Reproduce the full listing below unchanged, apart from the pictures.

########################################

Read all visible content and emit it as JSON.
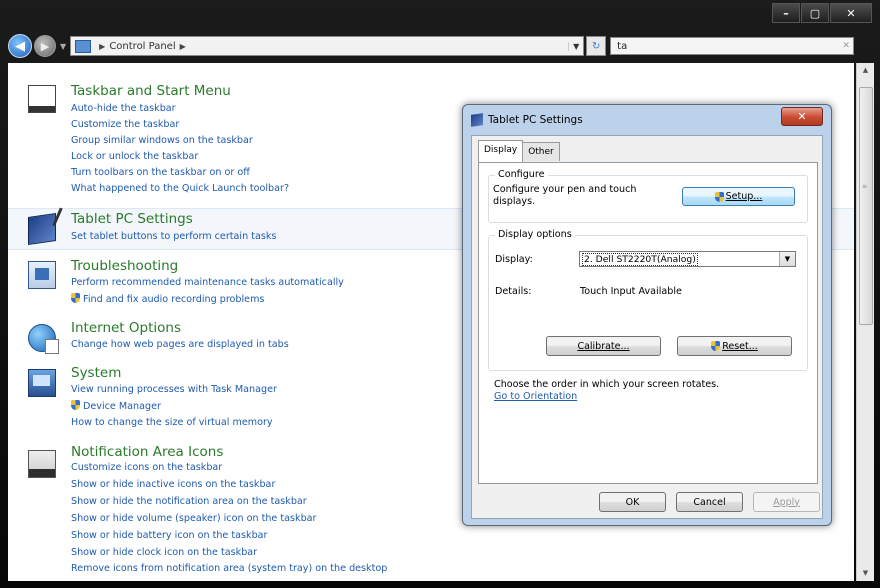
{
  "window": {
    "minimize_label": "–",
    "maximize_label": "▢",
    "close_label": "✕"
  },
  "navbar": {
    "back_icon": "◀",
    "forward_icon": "▶",
    "address_path": "Control Panel",
    "refresh_icon": "↻",
    "search_value": "ta",
    "search_clear": "✕"
  },
  "categories": [
    {
      "title": "Taskbar and Start Menu",
      "icon": "taskbar-icon",
      "links": [
        {
          "text": "Auto-hide the taskbar"
        },
        {
          "text": "Customize the taskbar"
        },
        {
          "text": "Group similar windows on the taskbar"
        },
        {
          "text": "Lock or unlock the taskbar"
        },
        {
          "text": "Turn toolbars on the taskbar on or off"
        },
        {
          "text": "What happened to the Quick Launch toolbar?"
        }
      ]
    },
    {
      "title": "Tablet PC Settings",
      "icon": "tablet-pc-icon",
      "links": [
        {
          "text": "Set tablet buttons to perform certain tasks"
        }
      ]
    },
    {
      "title": "Troubleshooting",
      "icon": "troubleshooting-icon",
      "links": [
        {
          "text": "Perform recommended maintenance tasks automatically"
        },
        {
          "text": "Find and fix audio recording problems",
          "shield": true
        }
      ]
    },
    {
      "title": "Internet Options",
      "icon": "internet-options-icon",
      "links": [
        {
          "text": "Change how web pages are displayed in tabs"
        }
      ]
    },
    {
      "title": "System",
      "icon": "system-icon",
      "links": [
        {
          "text": "View running processes with Task Manager"
        },
        {
          "text": "Device Manager",
          "shield": true
        },
        {
          "text": "How to change the size of virtual memory"
        }
      ]
    },
    {
      "title": "Notification Area Icons",
      "icon": "notification-area-icon",
      "links": [
        {
          "text": "Customize icons on the taskbar"
        },
        {
          "text": "Show or hide inactive icons on the taskbar"
        },
        {
          "text": "Show or hide the notification area on the taskbar"
        },
        {
          "text": "Show or hide volume (speaker) icon on the taskbar"
        },
        {
          "text": "Show or hide battery icon on the taskbar"
        },
        {
          "text": "Show or hide clock icon on the taskbar"
        },
        {
          "text": "Remove icons from notification area (system tray) on the desktop"
        }
      ]
    }
  ],
  "dialog": {
    "title": "Tablet PC Settings",
    "close_label": "✕",
    "tabs": [
      {
        "label": "Display",
        "active": true
      },
      {
        "label": "Other",
        "active": false
      }
    ],
    "configure": {
      "group_label": "Configure",
      "description": "Configure your pen and touch displays.",
      "description_line1": "Configure your pen and touch",
      "description_line2": "displays.",
      "setup_label": "Setup..."
    },
    "display_options": {
      "group_label": "Display options",
      "display_label": "Display:",
      "display_value": "2. Dell ST2220T(Analog)",
      "details_label": "Details:",
      "details_value": "Touch Input Available",
      "calibrate_label": "Calibrate...",
      "reset_label": "Reset..."
    },
    "orientation_text": "Choose the order in which your screen rotates.",
    "orientation_link": "Go to Orientation",
    "ok_label": "OK",
    "cancel_label": "Cancel",
    "apply_label": "Apply"
  },
  "colors": {
    "link": "#1f5bb0",
    "category_title": "#2a7a2a",
    "dialog_frame": "#bcd1ea"
  }
}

########################################

- **ANSWER TO THIS TASK**:
Read all visible content and emit it as JSON.
{
  "window": {
    "minimize_label": "–",
    "maximize_label": "▢",
    "close_label": "✕"
  },
  "navbar": {
    "back_icon": "◀",
    "forward_icon": "▶",
    "address_path": "Control Panel",
    "refresh_icon": "↻",
    "search_value": "ta",
    "search_clear": "✕"
  },
  "categories": [
    {
      "title": "Taskbar and Start Menu",
      "icon": "taskbar-icon",
      "links": [
        {
          "text": "Auto-hide the taskbar"
        },
        {
          "text": "Customize the taskbar"
        },
        {
          "text": "Group similar windows on the taskbar"
        },
        {
          "text": "Lock or unlock the taskbar"
        },
        {
          "text": "Turn toolbars on the taskbar on or off"
        },
        {
          "text": "What happened to the Quick Launch toolbar?"
        }
      ]
    },
    {
      "title": "Tablet PC Settings",
      "icon": "tablet-pc-icon",
      "links": [
        {
          "text": "Set tablet buttons to perform certain tasks"
        }
      ]
    },
    {
      "title": "Troubleshooting",
      "icon": "troubleshooting-icon",
      "links": [
        {
          "text": "Perform recommended maintenance tasks automatically"
        },
        {
          "text": "Find and fix audio recording problems",
          "shield": true
        }
      ]
    },
    {
      "title": "Internet Options",
      "icon": "internet-options-icon",
      "links": [
        {
          "text": "Change how web pages are displayed in tabs"
        }
      ]
    },
    {
      "title": "System",
      "icon": "system-icon",
      "links": [
        {
          "text": "View running processes with Task Manager"
        },
        {
          "text": "Device Manager",
          "shield": true
        },
        {
          "text": "How to change the size of virtual memory"
        }
      ]
    },
    {
      "title": "Notification Area Icons",
      "icon": "notification-area-icon",
      "links": [
        {
          "text": "Customize icons on the taskbar"
        },
        {
          "text": "Show or hide inactive icons on the taskbar"
        },
        {
          "text": "Show or hide the notification area on the taskbar"
        },
        {
          "text": "Show or hide volume (speaker) icon on the taskbar"
        },
        {
          "text": "Show or hide battery icon on the taskbar"
        },
        {
          "text": "Show or hide clock icon on the taskbar"
        },
        {
          "text": "Remove icons from notification area (system tray) on the desktop"
        }
      ]
    }
  ],
  "dialog": {
    "title": "Tablet PC Settings",
    "close_label": "✕",
    "tabs": [
      {
        "label": "Display",
        "active": true
      },
      {
        "label": "Other",
        "active": false
      }
    ],
    "configure": {
      "group_label": "Configure",
      "description": "Configure your pen and touch displays.",
      "description_line1": "Configure your pen and touch",
      "description_line2": "displays.",
      "setup_label": "Setup..."
    },
    "display_options": {
      "group_label": "Display options",
      "display_label": "Display:",
      "display_value": "2. Dell ST2220T(Analog)",
      "details_label": "Details:",
      "details_value": "Touch Input Available",
      "calibrate_label": "Calibrate...",
      "reset_label": "Reset..."
    },
    "orientation_text": "Choose the order in which your screen rotates.",
    "orientation_link": "Go to Orientation",
    "ok_label": "OK",
    "cancel_label": "Cancel",
    "apply_label": "Apply"
  },
  "colors": {
    "link": "#1f5bb0",
    "category_title": "#2a7a2a",
    "dialog_frame": "#bcd1ea"
  }
}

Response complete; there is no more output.